Do this -> Count every line of the material that holds the string "financiële". Respond with the total only.

Input data ->

□ □ □ □ □ □ □

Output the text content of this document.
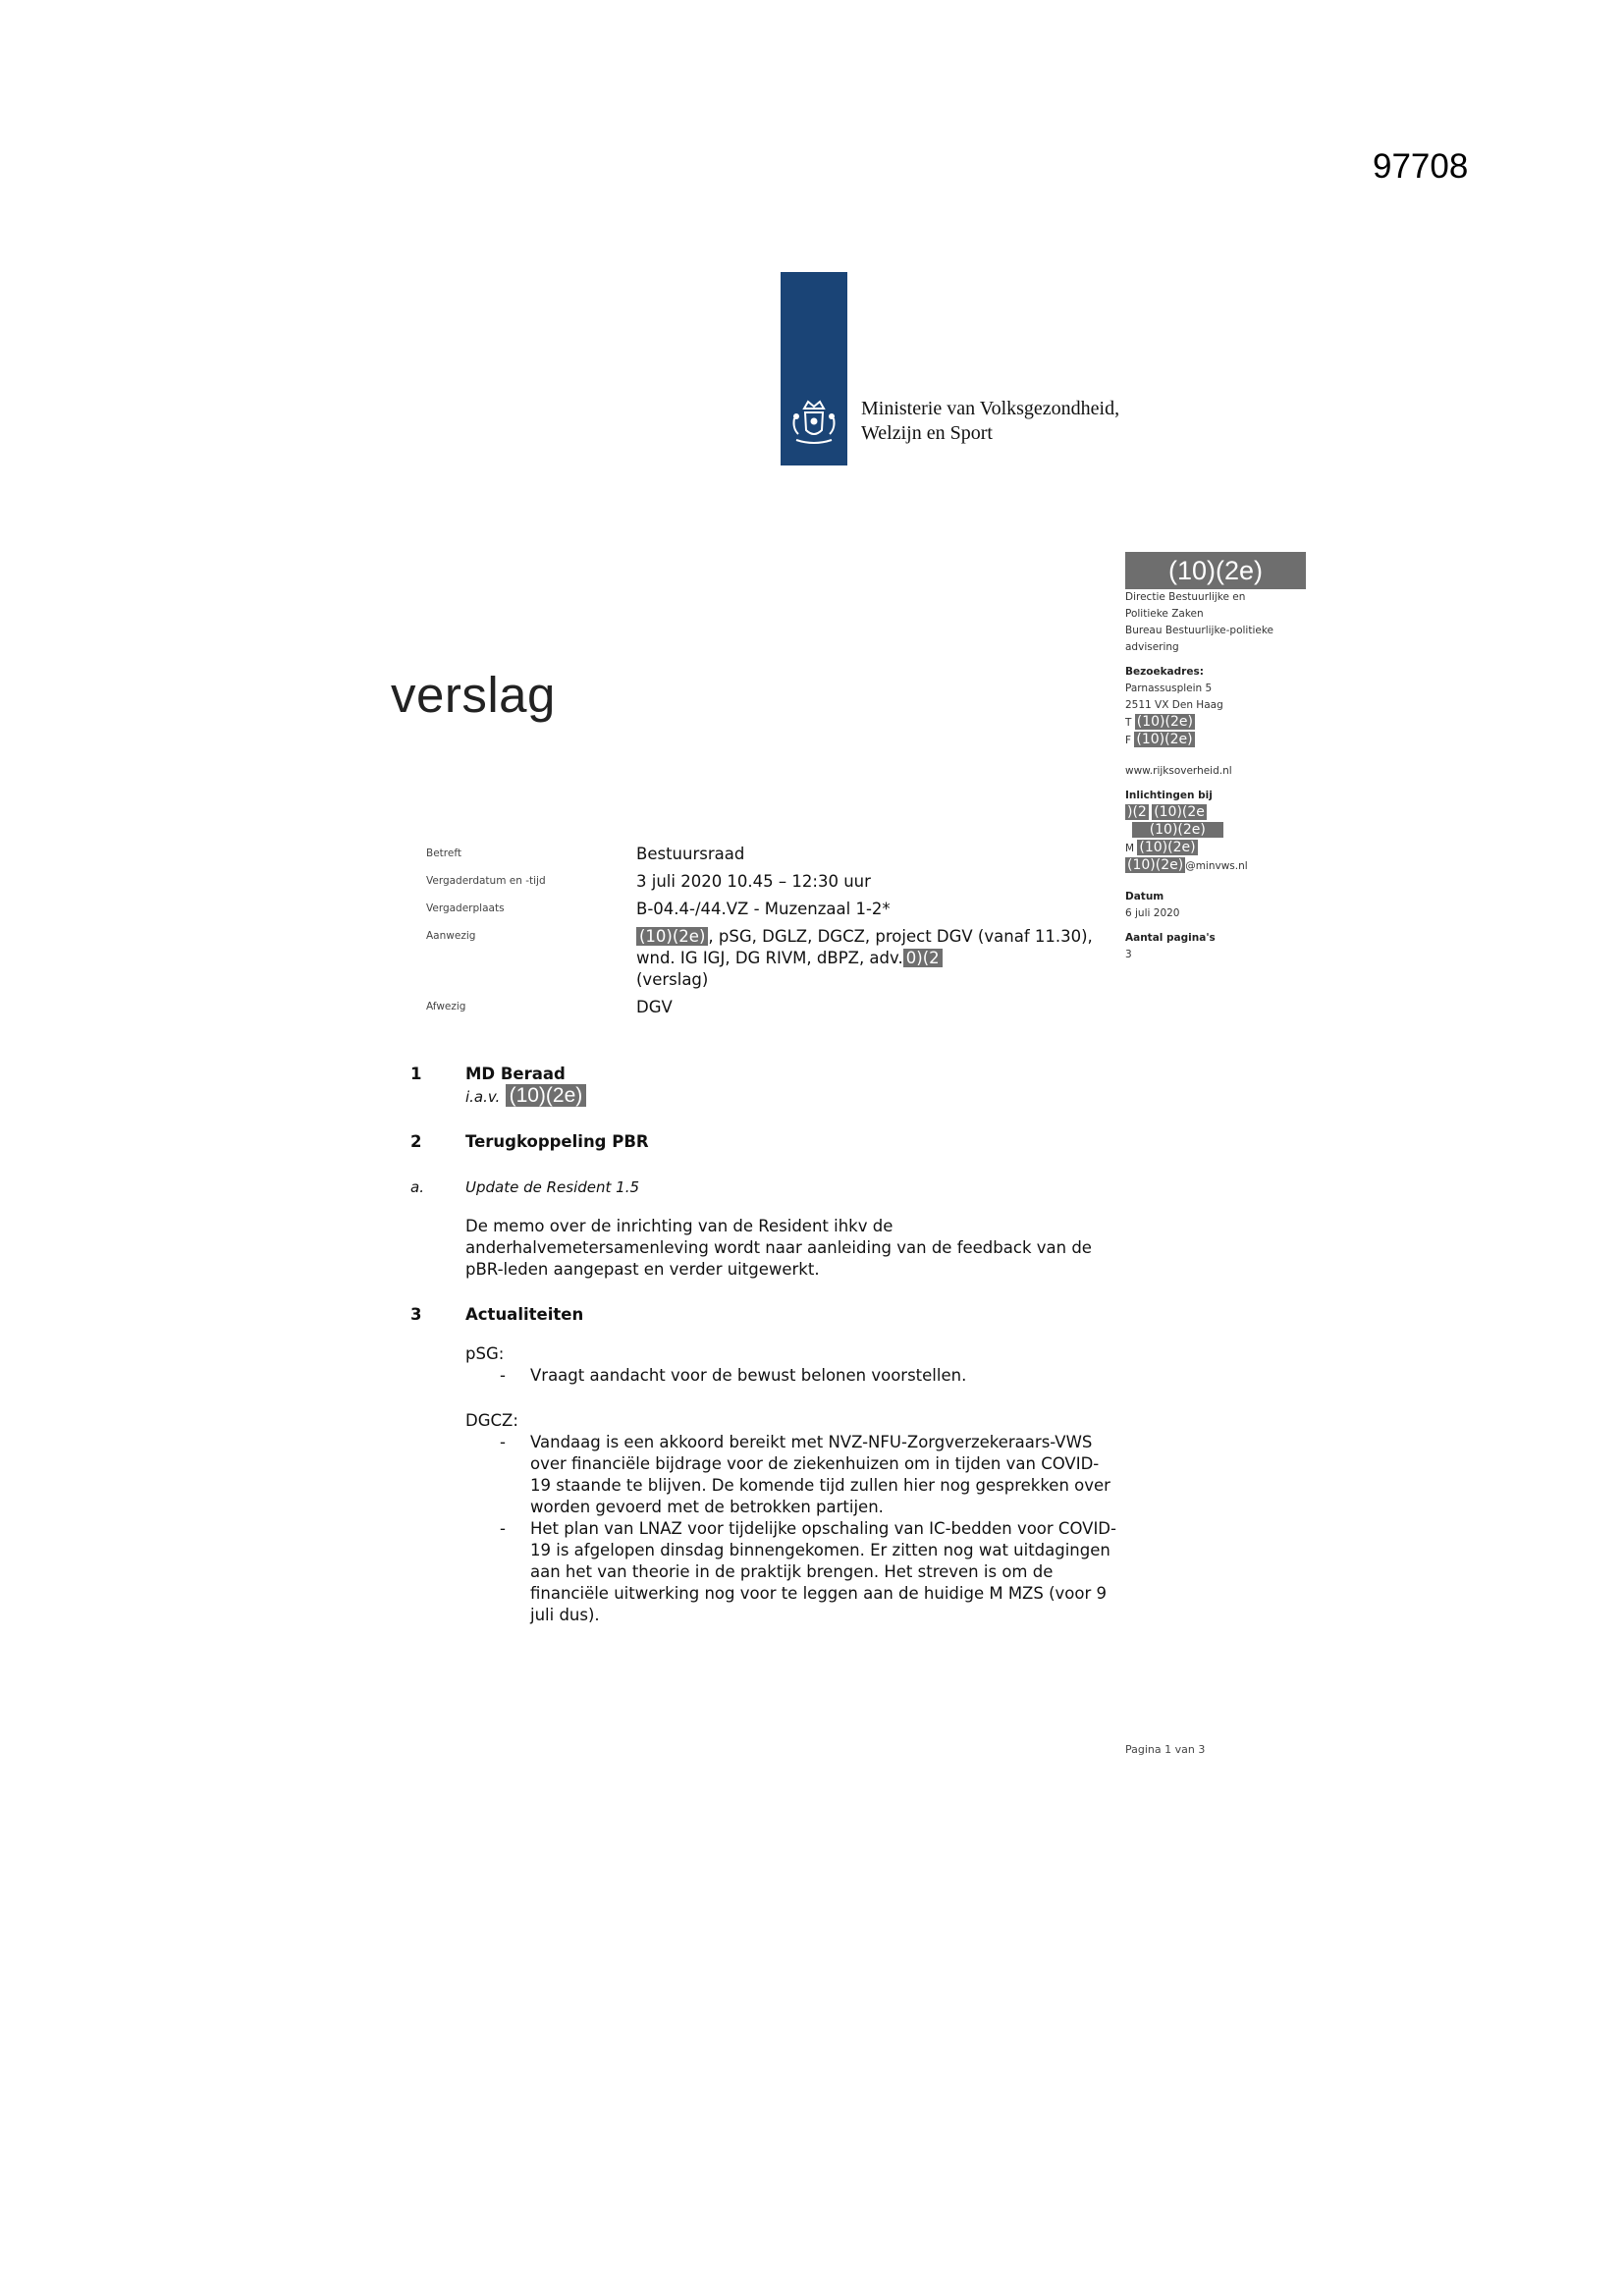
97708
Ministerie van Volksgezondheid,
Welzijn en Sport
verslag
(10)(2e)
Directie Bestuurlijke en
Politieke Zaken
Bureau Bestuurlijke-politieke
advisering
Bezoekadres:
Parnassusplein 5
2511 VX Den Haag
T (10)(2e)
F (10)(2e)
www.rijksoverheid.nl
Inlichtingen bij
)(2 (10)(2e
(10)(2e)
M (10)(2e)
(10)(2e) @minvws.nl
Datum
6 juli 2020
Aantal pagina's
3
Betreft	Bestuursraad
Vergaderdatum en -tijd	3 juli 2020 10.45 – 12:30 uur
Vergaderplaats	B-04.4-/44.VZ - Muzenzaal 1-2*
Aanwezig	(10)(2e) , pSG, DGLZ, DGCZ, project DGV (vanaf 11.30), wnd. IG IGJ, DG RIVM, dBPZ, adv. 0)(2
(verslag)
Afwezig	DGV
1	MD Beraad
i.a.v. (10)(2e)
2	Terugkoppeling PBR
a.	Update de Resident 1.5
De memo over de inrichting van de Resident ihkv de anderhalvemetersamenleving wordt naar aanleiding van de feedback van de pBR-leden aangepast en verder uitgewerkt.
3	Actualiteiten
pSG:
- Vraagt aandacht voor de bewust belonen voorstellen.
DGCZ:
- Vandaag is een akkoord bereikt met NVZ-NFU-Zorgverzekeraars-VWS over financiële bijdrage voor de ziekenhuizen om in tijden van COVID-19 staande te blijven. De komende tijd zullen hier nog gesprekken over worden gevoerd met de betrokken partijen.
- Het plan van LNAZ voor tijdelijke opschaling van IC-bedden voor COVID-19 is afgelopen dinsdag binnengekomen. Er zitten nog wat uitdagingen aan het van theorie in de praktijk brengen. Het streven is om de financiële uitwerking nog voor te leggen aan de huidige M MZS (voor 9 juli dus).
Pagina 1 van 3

□ □ □ □ □ □ □

Response for this exercise -> 2